**PROBLEM STATEMENT**.
Omit all images, then return the remaining material exactly as it stands.

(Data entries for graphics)
=======

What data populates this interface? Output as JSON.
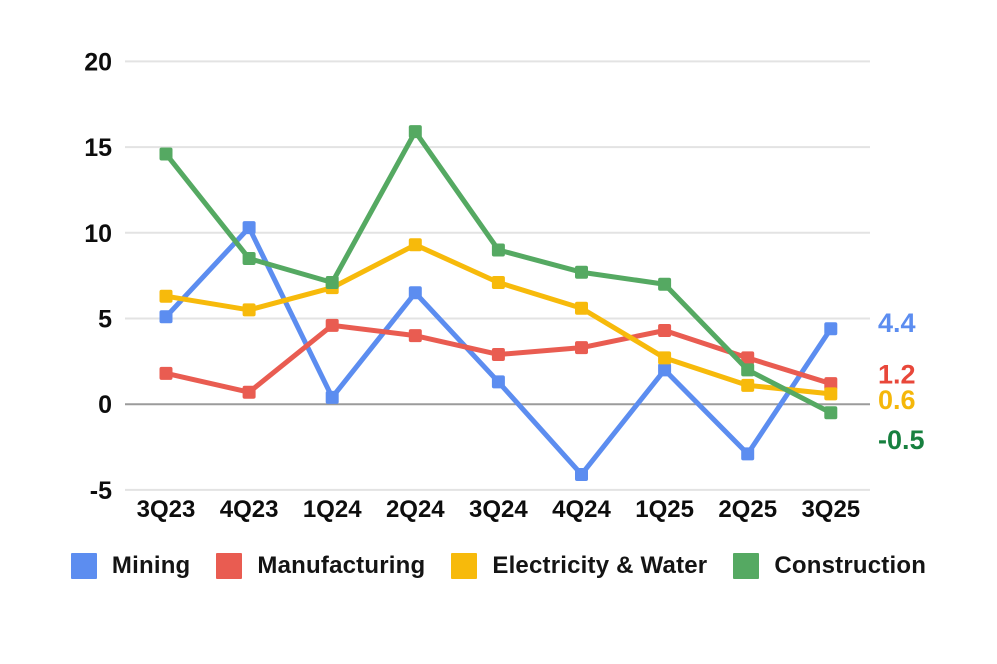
{
  "chart_data": {
    "type": "line",
    "title": "",
    "xlabel": "",
    "ylabel": "",
    "categories": [
      "3Q23",
      "4Q23",
      "1Q24",
      "2Q24",
      "3Q24",
      "4Q24",
      "1Q25",
      "2Q25",
      "3Q25"
    ],
    "series": [
      {
        "name": "Mining",
        "color": "#5c8df0",
        "values": [
          5.1,
          10.3,
          0.4,
          6.5,
          1.3,
          -4.1,
          2.0,
          -2.9,
          4.4
        ],
        "end_label": "4.4",
        "end_label_color": "#5c8df0"
      },
      {
        "name": "Manufacturing",
        "color": "#e95c51",
        "values": [
          1.8,
          0.7,
          4.6,
          4.0,
          2.9,
          3.3,
          4.3,
          2.7,
          1.2
        ],
        "end_label": "1.2",
        "end_label_color": "#e8473a"
      },
      {
        "name": "Electricity & Water",
        "color": "#f7ba0b",
        "values": [
          6.3,
          5.5,
          6.8,
          9.3,
          7.1,
          5.6,
          2.7,
          1.1,
          0.6
        ],
        "end_label": "0.6",
        "end_label_color": "#f5b70a"
      },
      {
        "name": "Construction",
        "color": "#55a962",
        "values": [
          14.6,
          8.5,
          7.1,
          15.9,
          9.0,
          7.7,
          7.0,
          2.0,
          -0.5
        ],
        "end_label": "-0.5",
        "end_label_color": "#17803f"
      }
    ],
    "y_ticks": [
      20,
      15,
      10,
      5,
      0,
      -5
    ],
    "ylim": [
      -6.5,
      21.5
    ],
    "grid": true,
    "zero_line": true,
    "legend_position": "bottom",
    "marker": "square"
  },
  "colors": {
    "background": "#ffffff",
    "gridline": "#e3e3e3",
    "zero_line": "#9b9b9b",
    "axis_text": "#0d0d0d"
  }
}
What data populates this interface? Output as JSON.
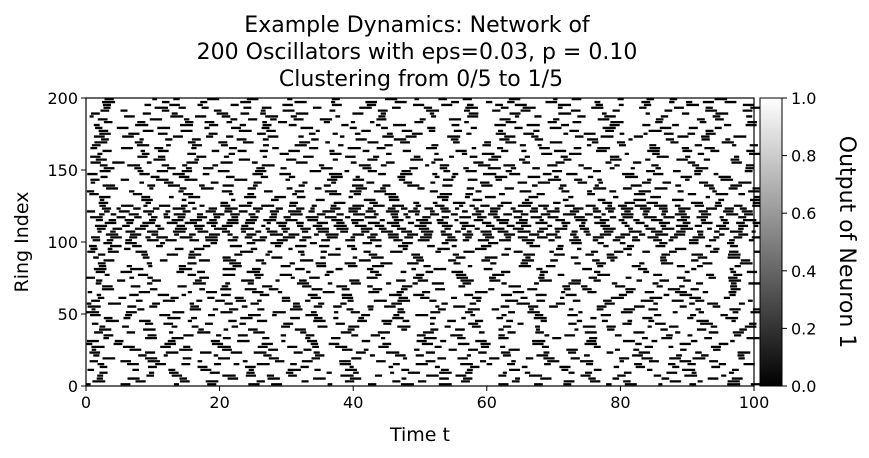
{
  "chart_data": {
    "type": "heatmap",
    "title_lines": [
      "Example Dynamics: Network of",
      "200 Oscillators with eps=0.03, p = 0.10",
      "Clustering from 0/5 to 1/5"
    ],
    "xlabel": "Time t",
    "ylabel": "Ring Index",
    "xlim": [
      0,
      100
    ],
    "ylim": [
      0,
      200
    ],
    "x_ticks": [
      "0",
      "20",
      "40",
      "60",
      "80",
      "100"
    ],
    "y_ticks": [
      "0",
      "50",
      "100",
      "150",
      "200"
    ],
    "colormap": "gray",
    "colorbar": {
      "label": "Output of Neuron 1",
      "range": [
        0.0,
        1.0
      ],
      "ticks": [
        "0.0",
        "0.2",
        "0.4",
        "0.6",
        "0.8",
        "1.0"
      ]
    },
    "value_levels": [
      0,
      1
    ],
    "description_of_values": "binary spike raster: black = 0, white = 1",
    "cluster_band_rows": [
      100,
      125
    ],
    "colors": {
      "high": "#ffffff",
      "low": "#000000",
      "axis": "#000000"
    }
  }
}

=======

**EXERCISE OUTPUT**.
What data populates this interface? Output as JSON.
{
  "chart_data": {
    "type": "line",
    "title": "",
    "xlabel": "",
    "ylabel": "",
    "categories": [
      "3Q23",
      "4Q23",
      "1Q24",
      "2Q24",
      "3Q24",
      "4Q24",
      "1Q25",
      "2Q25",
      "3Q25"
    ],
    "series": [
      {
        "name": "Mining",
        "color": "#5c8df0",
        "values": [
          5.1,
          10.3,
          0.4,
          6.5,
          1.3,
          -4.1,
          2.0,
          -2.9,
          4.4
        ],
        "end_label": "4.4",
        "end_label_color": "#5c8df0"
      },
      {
        "name": "Manufacturing",
        "color": "#e95c51",
        "values": [
          1.8,
          0.7,
          4.6,
          4.0,
          2.9,
          3.3,
          4.3,
          2.7,
          1.2
        ],
        "end_label": "1.2",
        "end_label_color": "#e8473a"
      },
      {
        "name": "Electricity & Water",
        "color": "#f7ba0b",
        "values": [
          6.3,
          5.5,
          6.8,
          9.3,
          7.1,
          5.6,
          2.7,
          1.1,
          0.6
        ],
        "end_label": "0.6",
        "end_label_color": "#f5b70a"
      },
      {
        "name": "Construction",
        "color": "#55a962",
        "values": [
          14.6,
          8.5,
          7.1,
          15.9,
          9.0,
          7.7,
          7.0,
          2.0,
          -0.5
        ],
        "end_label": "-0.5",
        "end_label_color": "#17803f"
      }
    ],
    "y_ticks": [
      20,
      15,
      10,
      5,
      0,
      -5
    ],
    "ylim": [
      -6.5,
      21.5
    ],
    "grid": true,
    "zero_line": true,
    "legend_position": "bottom",
    "marker": "square"
  },
  "colors": {
    "background": "#ffffff",
    "gridline": "#e3e3e3",
    "zero_line": "#9b9b9b",
    "axis_text": "#0d0d0d"
  }
}
What data populates this interface? Output as JSON.
{
  "chart_data": {
    "type": "heatmap",
    "title_lines": [
      "Example Dynamics: Network of",
      "200 Oscillators with eps=0.03, p = 0.10",
      "Clustering from 0/5 to 1/5"
    ],
    "xlabel": "Time t",
    "ylabel": "Ring Index",
    "xlim": [
      0,
      100
    ],
    "ylim": [
      0,
      200
    ],
    "x_ticks": [
      "0",
      "20",
      "40",
      "60",
      "80",
      "100"
    ],
    "y_ticks": [
      "0",
      "50",
      "100",
      "150",
      "200"
    ],
    "colormap": "gray",
    "colorbar": {
      "label": "Output of Neuron 1",
      "range": [
        0.0,
        1.0
      ],
      "ticks": [
        "0.0",
        "0.2",
        "0.4",
        "0.6",
        "0.8",
        "1.0"
      ]
    },
    "value_levels": [
      0,
      1
    ],
    "description_of_values": "binary spike raster: black = 0, white = 1",
    "cluster_band_rows": [
      100,
      125
    ],
    "colors": {
      "high": "#ffffff",
      "low": "#000000",
      "axis": "#000000"
    }
  }
}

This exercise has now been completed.